**Work to be completed**: Establish how many lines in the material include the string "JSON" and report it as a lone number.

**Records for processing**:
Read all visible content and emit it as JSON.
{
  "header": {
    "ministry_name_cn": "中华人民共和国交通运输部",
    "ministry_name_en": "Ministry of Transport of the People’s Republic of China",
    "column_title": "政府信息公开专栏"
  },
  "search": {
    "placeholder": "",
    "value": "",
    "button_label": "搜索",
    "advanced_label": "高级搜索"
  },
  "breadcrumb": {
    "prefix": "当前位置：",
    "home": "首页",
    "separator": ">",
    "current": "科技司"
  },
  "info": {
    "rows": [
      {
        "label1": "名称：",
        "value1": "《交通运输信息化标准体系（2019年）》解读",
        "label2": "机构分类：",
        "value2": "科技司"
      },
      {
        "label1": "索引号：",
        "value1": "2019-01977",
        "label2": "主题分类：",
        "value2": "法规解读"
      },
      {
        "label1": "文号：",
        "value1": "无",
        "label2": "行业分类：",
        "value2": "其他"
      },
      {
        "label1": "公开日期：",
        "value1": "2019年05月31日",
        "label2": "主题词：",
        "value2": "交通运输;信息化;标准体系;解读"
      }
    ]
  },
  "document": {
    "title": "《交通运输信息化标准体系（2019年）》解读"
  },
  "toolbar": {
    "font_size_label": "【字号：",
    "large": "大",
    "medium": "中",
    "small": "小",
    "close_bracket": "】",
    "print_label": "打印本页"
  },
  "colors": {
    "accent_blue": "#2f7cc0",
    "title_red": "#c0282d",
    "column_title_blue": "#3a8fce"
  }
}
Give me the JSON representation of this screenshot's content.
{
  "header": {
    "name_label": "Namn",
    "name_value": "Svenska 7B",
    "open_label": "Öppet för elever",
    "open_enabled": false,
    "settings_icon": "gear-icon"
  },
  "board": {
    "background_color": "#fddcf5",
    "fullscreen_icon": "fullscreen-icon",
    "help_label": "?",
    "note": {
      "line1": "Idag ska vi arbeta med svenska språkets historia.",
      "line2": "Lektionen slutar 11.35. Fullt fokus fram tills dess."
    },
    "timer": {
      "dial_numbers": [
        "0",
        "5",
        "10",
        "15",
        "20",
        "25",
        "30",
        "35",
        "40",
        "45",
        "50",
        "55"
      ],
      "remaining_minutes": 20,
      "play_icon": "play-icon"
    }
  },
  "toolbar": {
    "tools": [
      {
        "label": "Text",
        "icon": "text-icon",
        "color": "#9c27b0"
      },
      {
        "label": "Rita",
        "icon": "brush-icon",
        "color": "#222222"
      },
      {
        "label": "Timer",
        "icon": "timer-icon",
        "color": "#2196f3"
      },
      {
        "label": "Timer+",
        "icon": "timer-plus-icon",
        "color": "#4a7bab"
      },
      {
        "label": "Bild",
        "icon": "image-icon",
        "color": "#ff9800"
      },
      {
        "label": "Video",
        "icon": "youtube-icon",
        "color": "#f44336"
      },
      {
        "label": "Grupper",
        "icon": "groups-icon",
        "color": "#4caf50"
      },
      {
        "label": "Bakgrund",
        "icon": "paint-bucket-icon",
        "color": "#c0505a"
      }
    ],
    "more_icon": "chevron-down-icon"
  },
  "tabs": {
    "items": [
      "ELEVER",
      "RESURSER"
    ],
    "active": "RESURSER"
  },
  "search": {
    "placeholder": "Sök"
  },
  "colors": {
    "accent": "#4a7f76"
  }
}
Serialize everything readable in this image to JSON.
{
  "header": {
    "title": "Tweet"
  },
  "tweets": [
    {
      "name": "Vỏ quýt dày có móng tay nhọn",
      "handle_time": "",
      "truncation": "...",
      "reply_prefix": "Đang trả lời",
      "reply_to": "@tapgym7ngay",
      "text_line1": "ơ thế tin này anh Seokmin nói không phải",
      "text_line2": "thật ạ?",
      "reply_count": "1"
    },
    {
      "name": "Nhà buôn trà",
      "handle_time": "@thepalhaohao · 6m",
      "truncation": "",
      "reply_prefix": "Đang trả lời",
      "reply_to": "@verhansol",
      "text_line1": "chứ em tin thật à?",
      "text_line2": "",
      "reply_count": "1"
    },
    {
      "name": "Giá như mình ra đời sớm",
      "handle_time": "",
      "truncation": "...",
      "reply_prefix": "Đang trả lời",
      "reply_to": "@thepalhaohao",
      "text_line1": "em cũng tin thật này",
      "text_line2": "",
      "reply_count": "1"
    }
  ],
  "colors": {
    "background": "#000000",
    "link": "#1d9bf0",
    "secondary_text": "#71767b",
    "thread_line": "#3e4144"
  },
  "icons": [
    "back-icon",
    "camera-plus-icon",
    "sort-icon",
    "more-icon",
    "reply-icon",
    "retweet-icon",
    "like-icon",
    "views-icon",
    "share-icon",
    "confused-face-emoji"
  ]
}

**Completed exercise**: 3